Exercise inputs:
━━━━━━━━━━━━━━━━━━━━

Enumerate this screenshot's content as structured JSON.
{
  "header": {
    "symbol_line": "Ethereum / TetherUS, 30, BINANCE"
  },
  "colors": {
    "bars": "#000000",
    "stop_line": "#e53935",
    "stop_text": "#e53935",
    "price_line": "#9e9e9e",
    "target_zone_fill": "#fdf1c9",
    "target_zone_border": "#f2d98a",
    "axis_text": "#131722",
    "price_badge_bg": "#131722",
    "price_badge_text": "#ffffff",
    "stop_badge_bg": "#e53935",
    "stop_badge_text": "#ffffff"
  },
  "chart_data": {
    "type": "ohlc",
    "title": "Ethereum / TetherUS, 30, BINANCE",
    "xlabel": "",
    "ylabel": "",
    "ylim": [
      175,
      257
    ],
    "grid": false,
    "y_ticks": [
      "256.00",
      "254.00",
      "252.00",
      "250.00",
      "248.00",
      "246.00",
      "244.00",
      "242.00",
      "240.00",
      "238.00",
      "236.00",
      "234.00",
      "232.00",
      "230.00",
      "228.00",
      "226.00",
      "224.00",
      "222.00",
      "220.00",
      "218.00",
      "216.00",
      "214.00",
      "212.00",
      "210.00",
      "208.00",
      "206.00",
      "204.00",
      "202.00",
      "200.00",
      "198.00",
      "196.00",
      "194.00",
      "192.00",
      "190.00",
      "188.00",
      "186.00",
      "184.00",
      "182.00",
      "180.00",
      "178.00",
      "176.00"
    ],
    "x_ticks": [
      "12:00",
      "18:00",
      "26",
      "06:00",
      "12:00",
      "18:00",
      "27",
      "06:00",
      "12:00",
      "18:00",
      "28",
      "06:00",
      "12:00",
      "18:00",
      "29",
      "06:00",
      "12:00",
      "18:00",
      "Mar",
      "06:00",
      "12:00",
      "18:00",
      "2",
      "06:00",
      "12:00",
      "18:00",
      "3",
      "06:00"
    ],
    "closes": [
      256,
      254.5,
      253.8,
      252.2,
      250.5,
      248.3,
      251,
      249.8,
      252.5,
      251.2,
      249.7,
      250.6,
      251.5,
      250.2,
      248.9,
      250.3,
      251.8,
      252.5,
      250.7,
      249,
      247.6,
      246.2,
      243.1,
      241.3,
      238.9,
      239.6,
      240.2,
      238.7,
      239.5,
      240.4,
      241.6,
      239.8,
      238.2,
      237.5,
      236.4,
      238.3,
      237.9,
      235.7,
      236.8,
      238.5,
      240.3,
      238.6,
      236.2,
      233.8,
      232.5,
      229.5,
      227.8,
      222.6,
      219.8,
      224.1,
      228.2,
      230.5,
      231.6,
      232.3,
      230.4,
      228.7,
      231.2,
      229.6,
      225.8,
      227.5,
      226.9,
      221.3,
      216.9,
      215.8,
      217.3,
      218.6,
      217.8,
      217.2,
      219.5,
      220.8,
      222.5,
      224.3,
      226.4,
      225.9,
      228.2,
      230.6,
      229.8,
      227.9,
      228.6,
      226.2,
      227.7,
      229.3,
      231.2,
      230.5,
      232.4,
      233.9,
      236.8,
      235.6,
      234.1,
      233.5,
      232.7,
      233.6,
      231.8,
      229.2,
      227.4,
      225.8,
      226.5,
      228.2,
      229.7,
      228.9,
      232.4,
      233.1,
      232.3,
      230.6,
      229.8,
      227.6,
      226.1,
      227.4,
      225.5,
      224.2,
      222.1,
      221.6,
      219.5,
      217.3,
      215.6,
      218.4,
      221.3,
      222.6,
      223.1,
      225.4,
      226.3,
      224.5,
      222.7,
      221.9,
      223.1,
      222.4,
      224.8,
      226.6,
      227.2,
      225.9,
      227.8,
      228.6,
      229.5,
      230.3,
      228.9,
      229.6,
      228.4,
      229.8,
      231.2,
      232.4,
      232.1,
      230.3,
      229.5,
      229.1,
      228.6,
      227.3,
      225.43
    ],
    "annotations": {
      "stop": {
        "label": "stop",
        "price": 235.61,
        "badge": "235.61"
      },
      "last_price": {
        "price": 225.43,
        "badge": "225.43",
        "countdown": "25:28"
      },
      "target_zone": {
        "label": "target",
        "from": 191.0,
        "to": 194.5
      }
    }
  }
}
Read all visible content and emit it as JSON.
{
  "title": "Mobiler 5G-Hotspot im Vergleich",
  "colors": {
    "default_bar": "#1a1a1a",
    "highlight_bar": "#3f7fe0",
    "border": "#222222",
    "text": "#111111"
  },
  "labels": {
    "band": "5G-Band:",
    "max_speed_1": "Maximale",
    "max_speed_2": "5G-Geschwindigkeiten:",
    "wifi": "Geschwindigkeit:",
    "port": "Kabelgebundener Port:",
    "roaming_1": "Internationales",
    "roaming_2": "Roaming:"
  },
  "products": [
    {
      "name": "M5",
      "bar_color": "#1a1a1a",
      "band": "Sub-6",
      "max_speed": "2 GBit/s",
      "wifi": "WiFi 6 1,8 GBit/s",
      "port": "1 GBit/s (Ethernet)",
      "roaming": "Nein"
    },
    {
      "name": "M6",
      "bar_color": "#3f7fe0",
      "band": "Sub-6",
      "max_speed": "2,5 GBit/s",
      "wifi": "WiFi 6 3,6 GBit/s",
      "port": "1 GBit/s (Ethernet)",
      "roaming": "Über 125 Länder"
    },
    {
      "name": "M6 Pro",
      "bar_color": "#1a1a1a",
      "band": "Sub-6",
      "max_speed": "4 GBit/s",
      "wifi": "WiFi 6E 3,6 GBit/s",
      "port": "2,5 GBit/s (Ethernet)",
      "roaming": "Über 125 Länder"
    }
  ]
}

━━━━━━━━━━━━━━━━━━━━

Goal:
Write out the data again, exactly and in full.

Completed exercise:
Enumerate this screenshot's content as structured JSON.
{
  "header": {
    "symbol_line": "Ethereum / TetherUS, 30, BINANCE"
  },
  "colors": {
    "bars": "#000000",
    "stop_line": "#e53935",
    "stop_text": "#e53935",
    "price_line": "#9e9e9e",
    "target_zone_fill": "#fdf1c9",
    "target_zone_border": "#f2d98a",
    "axis_text": "#131722",
    "price_badge_bg": "#131722",
    "price_badge_text": "#ffffff",
    "stop_badge_bg": "#e53935",
    "stop_badge_text": "#ffffff"
  },
  "chart_data": {
    "type": "ohlc",
    "title": "Ethereum / TetherUS, 30, BINANCE",
    "xlabel": "",
    "ylabel": "",
    "ylim": [
      175,
      257
    ],
    "grid": false,
    "y_ticks": [
      "256.00",
      "254.00",
      "252.00",
      "250.00",
      "248.00",
      "246.00",
      "244.00",
      "242.00",
      "240.00",
      "238.00",
      "236.00",
      "234.00",
      "232.00",
      "230.00",
      "228.00",
      "226.00",
      "224.00",
      "222.00",
      "220.00",
      "218.00",
      "216.00",
      "214.00",
      "212.00",
      "210.00",
      "208.00",
      "206.00",
      "204.00",
      "202.00",
      "200.00",
      "198.00",
      "196.00",
      "194.00",
      "192.00",
      "190.00",
      "188.00",
      "186.00",
      "184.00",
      "182.00",
      "180.00",
      "178.00",
      "176.00"
    ],
    "x_ticks": [
      "12:00",
      "18:00",
      "26",
      "06:00",
      "12:00",
      "18:00",
      "27",
      "06:00",
      "12:00",
      "18:00",
      "28",
      "06:00",
      "12:00",
      "18:00",
      "29",
      "06:00",
      "12:00",
      "18:00",
      "Mar",
      "06:00",
      "12:00",
      "18:00",
      "2",
      "06:00",
      "12:00",
      "18:00",
      "3",
      "06:00"
    ],
    "closes": [
      256,
      254.5,
      253.8,
      252.2,
      250.5,
      248.3,
      251,
      249.8,
      252.5,
      251.2,
      249.7,
      250.6,
      251.5,
      250.2,
      248.9,
      250.3,
      251.8,
      252.5,
      250.7,
      249,
      247.6,
      246.2,
      243.1,
      241.3,
      238.9,
      239.6,
      240.2,
      238.7,
      239.5,
      240.4,
      241.6,
      239.8,
      238.2,
      237.5,
      236.4,
      238.3,
      237.9,
      235.7,
      236.8,
      238.5,
      240.3,
      238.6,
      236.2,
      233.8,
      232.5,
      229.5,
      227.8,
      222.6,
      219.8,
      224.1,
      228.2,
      230.5,
      231.6,
      232.3,
      230.4,
      228.7,
      231.2,
      229.6,
      225.8,
      227.5,
      226.9,
      221.3,
      216.9,
      215.8,
      217.3,
      218.6,
      217.8,
      217.2,
      219.5,
      220.8,
      222.5,
      224.3,
      226.4,
      225.9,
      228.2,
      230.6,
      229.8,
      227.9,
      228.6,
      226.2,
      227.7,
      229.3,
      231.2,
      230.5,
      232.4,
      233.9,
      236.8,
      235.6,
      234.1,
      233.5,
      232.7,
      233.6,
      231.8,
      229.2,
      227.4,
      225.8,
      226.5,
      228.2,
      229.7,
      228.9,
      232.4,
      233.1,
      232.3,
      230.6,
      229.8,
      227.6,
      226.1,
      227.4,
      225.5,
      224.2,
      222.1,
      221.6,
      219.5,
      217.3,
      215.6,
      218.4,
      221.3,
      222.6,
      223.1,
      225.4,
      226.3,
      224.5,
      222.7,
      221.9,
      223.1,
      222.4,
      224.8,
      226.6,
      227.2,
      225.9,
      227.8,
      228.6,
      229.5,
      230.3,
      228.9,
      229.6,
      228.4,
      229.8,
      231.2,
      232.4,
      232.1,
      230.3,
      229.5,
      229.1,
      228.6,
      227.3,
      225.43
    ],
    "annotations": {
      "stop": {
        "label": "stop",
        "price": 235.61,
        "badge": "235.61"
      },
      "last_price": {
        "price": 225.43,
        "badge": "225.43",
        "countdown": "25:28"
      },
      "target_zone": {
        "label": "target",
        "from": 191.0,
        "to": 194.5
      }
    }
  }
}
Read all visible content and emit it as JSON.
{
  "title": "Mobiler 5G-Hotspot im Vergleich",
  "colors": {
    "default_bar": "#1a1a1a",
    "highlight_bar": "#3f7fe0",
    "border": "#222222",
    "text": "#111111"
  },
  "labels": {
    "band": "5G-Band:",
    "max_speed_1": "Maximale",
    "max_speed_2": "5G-Geschwindigkeiten:",
    "wifi": "Geschwindigkeit:",
    "port": "Kabelgebundener Port:",
    "roaming_1": "Internationales",
    "roaming_2": "Roaming:"
  },
  "products": [
    {
      "name": "M5",
      "bar_color": "#1a1a1a",
      "band": "Sub-6",
      "max_speed": "2 GBit/s",
      "wifi": "WiFi 6 1,8 GBit/s",
      "port": "1 GBit/s (Ethernet)",
      "roaming": "Nein"
    },
    {
      "name": "M6",
      "bar_color": "#3f7fe0",
      "band": "Sub-6",
      "max_speed": "2,5 GBit/s",
      "wifi": "WiFi 6 3,6 GBit/s",
      "port": "1 GBit/s (Ethernet)",
      "roaming": "Über 125 Länder"
    },
    {
      "name": "M6 Pro",
      "bar_color": "#1a1a1a",
      "band": "Sub-6",
      "max_speed": "4 GBit/s",
      "wifi": "WiFi 6E 3,6 GBit/s",
      "port": "2,5 GBit/s (Ethernet)",
      "roaming": "Über 125 Länder"
    }
  ]
}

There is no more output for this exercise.